Skip the pictures and repeat each line of the data exactly.

# START OF Data provided

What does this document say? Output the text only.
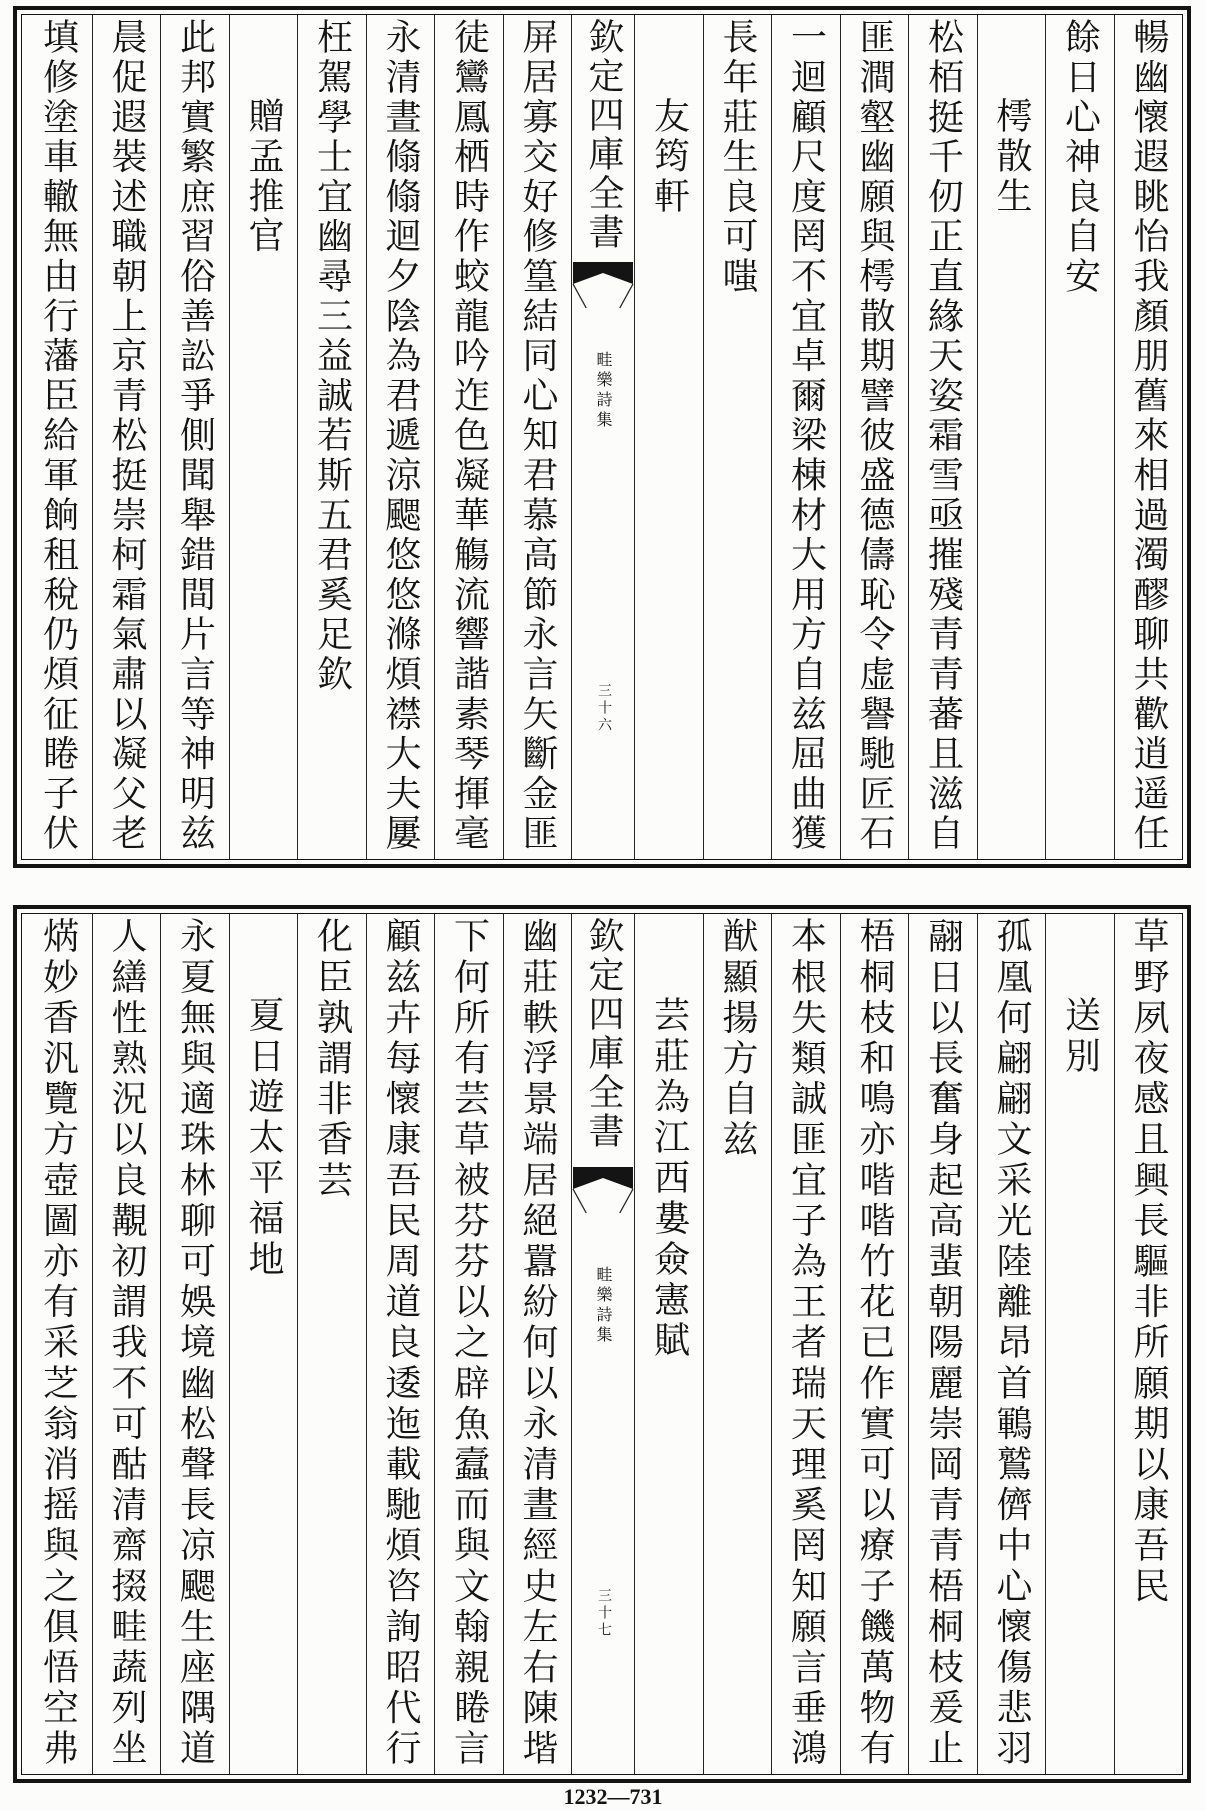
暢幽懷遐眺怡我顏朋舊來相過濁醪聊共歡逍遥任
餘日心神良自安
樗散生
松栢挺千仞正直緣天姿霜雪亟摧殘青青蕃且滋自
匪澗壑幽願與樗散期譬彼盛德儔恥令虚譽馳匠石
一迴顧尺度罔不宜卓爾梁棟材大用方自兹屈曲獲
長年莊生良可嗤
友筠軒
欽定四庫全書
畦樂詩集
三十六
屏居寡交好修篁結同心知君慕高節永言矢斷金匪
徒鸞鳳栖時作蛟龍吟迮色凝華觴流響諧素琴揮毫
永清晝翛翛迴夕陰為君遞涼颸悠悠滌煩襟大夫屢
枉駕學士宜幽尋三益誠若斯五君奚足欽
贈孟推官
此邦實繁庶習俗善訟爭側聞舉錯間片言等神明兹
晨促遐裝述職朝上京青松挺崇柯霜氣肅以凝父老
填修塗車轍無由行藩臣給軍餉租稅仍煩征睠子伏
草野夙夜感且興長驅非所願期以康吾民
送別
孤凰何翩翩文采光陸離昂首鶤鷲儕中心懷傷悲羽
翮日以長奮身起高蜚朝陽麗崇岡青青梧桐枝爰止
梧桐枝和鳴亦喈喈竹花已作實可以療子饑萬物有
本根失類誠匪宜子為王者瑞天理奚罔知願言垂鴻
猷顯揚方自兹
芸莊為江西婁僉憲賦
欽定四庫全書
畦樂詩集
三十七
幽莊軼浮景端居絕囂紛何以永清晝經史左右陳堦
下何所有芸草被芬芬以之辟魚蠧而與文翰親睠言
顧兹卉每懷康吾民周道良逶迤載馳煩咨詢昭代行
化臣孰謂非香芸
夏日遊太平福地
永夏無與適珠林聊可娛境幽松聲長凉颸生座隅道
人繕性熟況以良覯初謂我不可酤清齋掇畦蔬列坐
焫妙香汎覽方壺圖亦有采芝翁消摇與之俱悟空弗
1232—731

# END OF Data provided

# Exercise answer
What does this document say? Output the text only.
暢幽懷遐眺怡我顏朋舊來相過濁醪聊共歡逍遥任
餘日心神良自安
樗散生
松栢挺千仞正直緣天姿霜雪亟摧殘青青蕃且滋自
匪澗壑幽願與樗散期譬彼盛德儔恥令虚譽馳匠石
一迴顧尺度罔不宜卓爾梁棟材大用方自兹屈曲獲
長年莊生良可嗤
友筠軒
欽定四庫全書
畦樂詩集
三十六
屏居寡交好修篁結同心知君慕高節永言矢斷金匪
徒鸞鳳栖時作蛟龍吟迮色凝華觴流響諧素琴揮毫
永清晝翛翛迴夕陰為君遞涼颸悠悠滌煩襟大夫屢
枉駕學士宜幽尋三益誠若斯五君奚足欽
贈孟推官
此邦實繁庶習俗善訟爭側聞舉錯間片言等神明兹
晨促遐裝述職朝上京青松挺崇柯霜氣肅以凝父老
填修塗車轍無由行藩臣給軍餉租稅仍煩征睠子伏
草野夙夜感且興長驅非所願期以康吾民
送別
孤凰何翩翩文采光陸離昂首鶤鷲儕中心懷傷悲羽
翮日以長奮身起高蜚朝陽麗崇岡青青梧桐枝爰止
梧桐枝和鳴亦喈喈竹花已作實可以療子饑萬物有
本根失類誠匪宜子為王者瑞天理奚罔知願言垂鴻
猷顯揚方自兹
芸莊為江西婁僉憲賦
欽定四庫全書
畦樂詩集
三十七
幽莊軼浮景端居絕囂紛何以永清晝經史左右陳堦
下何所有芸草被芬芬以之辟魚蠧而與文翰親睠言
顧兹卉每懷康吾民周道良逶迤載馳煩咨詢昭代行
化臣孰謂非香芸
夏日遊太平福地
永夏無與適珠林聊可娛境幽松聲長凉颸生座隅道
人繕性熟況以良覯初謂我不可酤清齋掇畦蔬列坐
焫妙香汎覽方壺圖亦有采芝翁消摇與之俱悟空弗
1232—731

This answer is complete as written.